What the exercise asks >> Gather from the listing below each line that includes the word "color", and copy it.

Figure dataset records:
● ● ● ●

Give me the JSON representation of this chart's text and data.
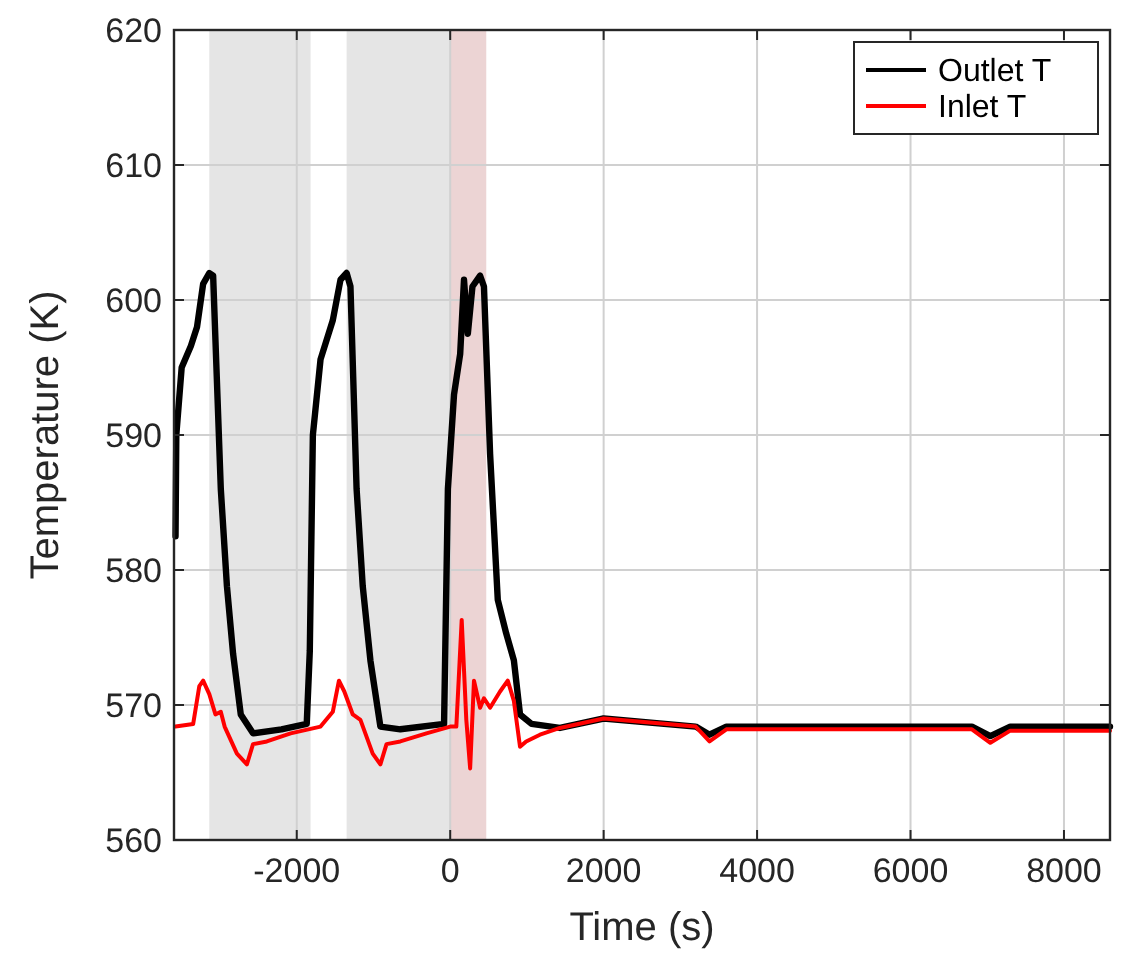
{
  "chart_data": {
    "type": "line",
    "xlabel": "Time (s)",
    "ylabel": "Temperature (K)",
    "xlim": [
      -3600,
      8600
    ],
    "ylim": [
      560,
      620
    ],
    "xticks": [
      -2000,
      0,
      2000,
      4000,
      6000,
      8000
    ],
    "yticks": [
      560,
      570,
      580,
      590,
      600,
      610,
      620
    ],
    "grid": true,
    "legend": "top right",
    "line_style": "solid",
    "marker": "none",
    "bands": [
      {
        "axis": "x",
        "from": -3140,
        "to": -1820,
        "color": "#e5e5e5"
      },
      {
        "axis": "x",
        "from": -1350,
        "to": 0,
        "color": "#e5e5e5"
      },
      {
        "axis": "x",
        "from": 0,
        "to": 470,
        "color": "#ecd4d4"
      }
    ],
    "series": [
      {
        "name": "Outlet T",
        "color": "#000000",
        "x": [
          -3580,
          -3570,
          -3500,
          -3380,
          -3300,
          -3220,
          -3140,
          -3090,
          -2990,
          -2910,
          -2830,
          -2730,
          -2570,
          -2200,
          -1870,
          -1830,
          -1790,
          -1690,
          -1530,
          -1430,
          -1350,
          -1300,
          -1220,
          -1140,
          -1040,
          -910,
          -650,
          -80,
          -30,
          50,
          130,
          180,
          230,
          290,
          390,
          440,
          520,
          620,
          730,
          830,
          910,
          1060,
          1430,
          2000,
          3200,
          3380,
          3600,
          6800,
          7040,
          7300,
          8600
        ],
        "values": [
          582.5,
          590,
          595,
          596.6,
          598,
          601.2,
          602,
          601.8,
          586,
          578.8,
          573.8,
          569.3,
          567.9,
          568.2,
          568.6,
          574,
          590,
          595.6,
          598.5,
          601.5,
          602,
          601,
          586,
          578.8,
          573.3,
          568.4,
          568.2,
          568.6,
          586,
          593,
          596,
          601.5,
          597.5,
          601,
          601.8,
          601,
          588.6,
          577.8,
          575.3,
          573.3,
          569.3,
          568.6,
          568.3,
          569,
          568.4,
          567.8,
          568.4,
          568.4,
          567.7,
          568.4,
          568.4
        ]
      },
      {
        "name": "Inlet T",
        "color": "#ff0000",
        "x": [
          -3580,
          -3350,
          -3270,
          -3220,
          -3140,
          -3060,
          -2990,
          -2940,
          -2780,
          -2650,
          -2570,
          -2390,
          -2080,
          -1690,
          -1530,
          -1450,
          -1380,
          -1270,
          -1170,
          -1010,
          -910,
          -830,
          -650,
          -310,
          0,
          80,
          150,
          210,
          260,
          310,
          390,
          440,
          520,
          650,
          750,
          830,
          910,
          990,
          1170,
          1430,
          2000,
          3200,
          3380,
          3600,
          6800,
          7040,
          7300,
          8600
        ],
        "values": [
          568.4,
          568.6,
          571.4,
          571.8,
          570.8,
          569.3,
          569.5,
          568.4,
          566.4,
          565.6,
          567.1,
          567.3,
          567.9,
          568.4,
          569.5,
          571.8,
          571,
          569.3,
          568.9,
          566.4,
          565.6,
          567.1,
          567.3,
          567.9,
          568.4,
          568.4,
          576.3,
          568.9,
          565.3,
          571.8,
          569.8,
          570.5,
          569.8,
          571,
          571.8,
          570.3,
          566.9,
          567.3,
          567.8,
          568.3,
          569,
          568.4,
          567.3,
          568.2,
          568.2,
          567.2,
          568.1,
          568.1
        ]
      }
    ]
  }
}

● ● ● ●

Answer to the problem >>
        "color": "#e5e5e5"
        "color": "#e5e5e5"
        "color": "#ecd4d4"
        "color": "#000000",
        "color": "#ff0000",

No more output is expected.